--- WHAT IS REQUIRED ---
Return each line of the data below verbatim; pictures are to be left out.

[Data records]
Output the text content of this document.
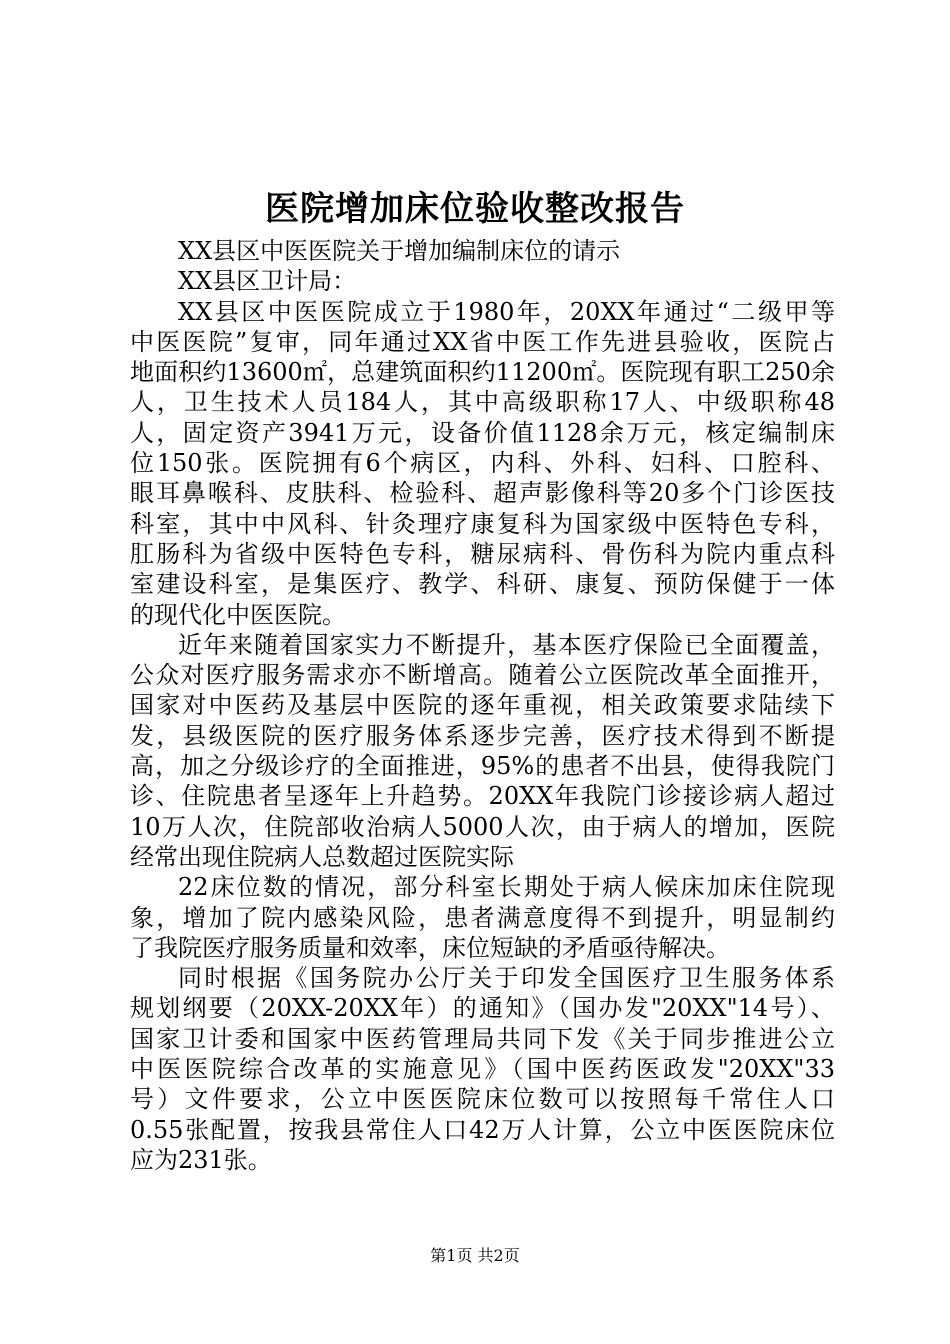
医院增加床位验收整改报告
XX县区中医医院关于增加编制床位的请示
XX县区卫计局：
XX县区中医医院成立于1980年，20XX年通过“二级甲等
中医医院”复审，同年通过XX省中医工作先进县验收，医院占
地面积约13600㎡，总建筑面积约11200㎡。医院现有职工250余
人，卫生技术人员184人，其中高级职称17人、中级职称48
人，固定资产3941万元，设备价值1128余万元，核定编制床
位150张。医院拥有6个病区，内科、外科、妇科、口腔科、
眼耳鼻喉科、皮肤科、检验科、超声影像科等20多个门诊医技
科室，其中中风科、针灸理疗康复科为国家级中医特色专科，
肛肠科为省级中医特色专科，糖尿病科、骨伤科为院内重点科
室建设科室，是集医疗、教学、科研、康复、预防保健于一体
的现代化中医医院。
近年来随着国家实力不断提升，基本医疗保险已全面覆盖，
公众对医疗服务需求亦不断增高。随着公立医院改革全面推开，
国家对中医药及基层中医院的逐年重视，相关政策要求陆续下
发，县级医院的医疗服务体系逐步完善，医疗技术得到不断提
高，加之分级诊疗的全面推进，95%的患者不出县，使得我院门
诊、住院患者呈逐年上升趋势。20XX年我院门诊接诊病人超过
10万人次，住院部收治病人5000人次，由于病人的增加，医院
经常出现住院病人总数超过医院实际
22床位数的情况，部分科室长期处于病人候床加床住院现
象，增加了院内感染风险，患者满意度得不到提升，明显制约
了我院医疗服务质量和效率，床位短缺的矛盾亟待解决。
同时根据《国务院办公厅关于印发全国医疗卫生服务体系
规划纲要（20XX-20XX年）的通知》（国办发"20XX"14号）、
国家卫计委和国家中医药管理局共同下发《关于同步推进公立
中医医院综合改革的实施意见》（国中医药医政发"20XX"33
号）文件要求，公立中医医院床位数可以按照每千常住人口
0.55张配置，按我县常住人口42万人计算，公立中医医院床位
应为231张。
第1页 共2页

--- RESPONSE TO THE TASK ---
Output the text content of this document.
医院增加床位验收整改报告
XX县区中医医院关于增加编制床位的请示
XX县区卫计局：
XX县区中医医院成立于1980年，20XX年通过“二级甲等
中医医院”复审，同年通过XX省中医工作先进县验收，医院占
地面积约13600㎡，总建筑面积约11200㎡。医院现有职工250余
人，卫生技术人员184人，其中高级职称17人、中级职称48
人，固定资产3941万元，设备价值1128余万元，核定编制床
位150张。医院拥有6个病区，内科、外科、妇科、口腔科、
眼耳鼻喉科、皮肤科、检验科、超声影像科等20多个门诊医技
科室，其中中风科、针灸理疗康复科为国家级中医特色专科，
肛肠科为省级中医特色专科，糖尿病科、骨伤科为院内重点科
室建设科室，是集医疗、教学、科研、康复、预防保健于一体
的现代化中医医院。
近年来随着国家实力不断提升，基本医疗保险已全面覆盖，
公众对医疗服务需求亦不断增高。随着公立医院改革全面推开，
国家对中医药及基层中医院的逐年重视，相关政策要求陆续下
发，县级医院的医疗服务体系逐步完善，医疗技术得到不断提
高，加之分级诊疗的全面推进，95%的患者不出县，使得我院门
诊、住院患者呈逐年上升趋势。20XX年我院门诊接诊病人超过
10万人次，住院部收治病人5000人次，由于病人的增加，医院
经常出现住院病人总数超过医院实际
22床位数的情况，部分科室长期处于病人候床加床住院现
象，增加了院内感染风险，患者满意度得不到提升，明显制约
了我院医疗服务质量和效率，床位短缺的矛盾亟待解决。
同时根据《国务院办公厅关于印发全国医疗卫生服务体系
规划纲要（20XX-20XX年）的通知》（国办发"20XX"14号）、
国家卫计委和国家中医药管理局共同下发《关于同步推进公立
中医医院综合改革的实施意见》（国中医药医政发"20XX"33
号）文件要求，公立中医医院床位数可以按照每千常住人口
0.55张配置，按我县常住人口42万人计算，公立中医医院床位
应为231张。
第1页 共2页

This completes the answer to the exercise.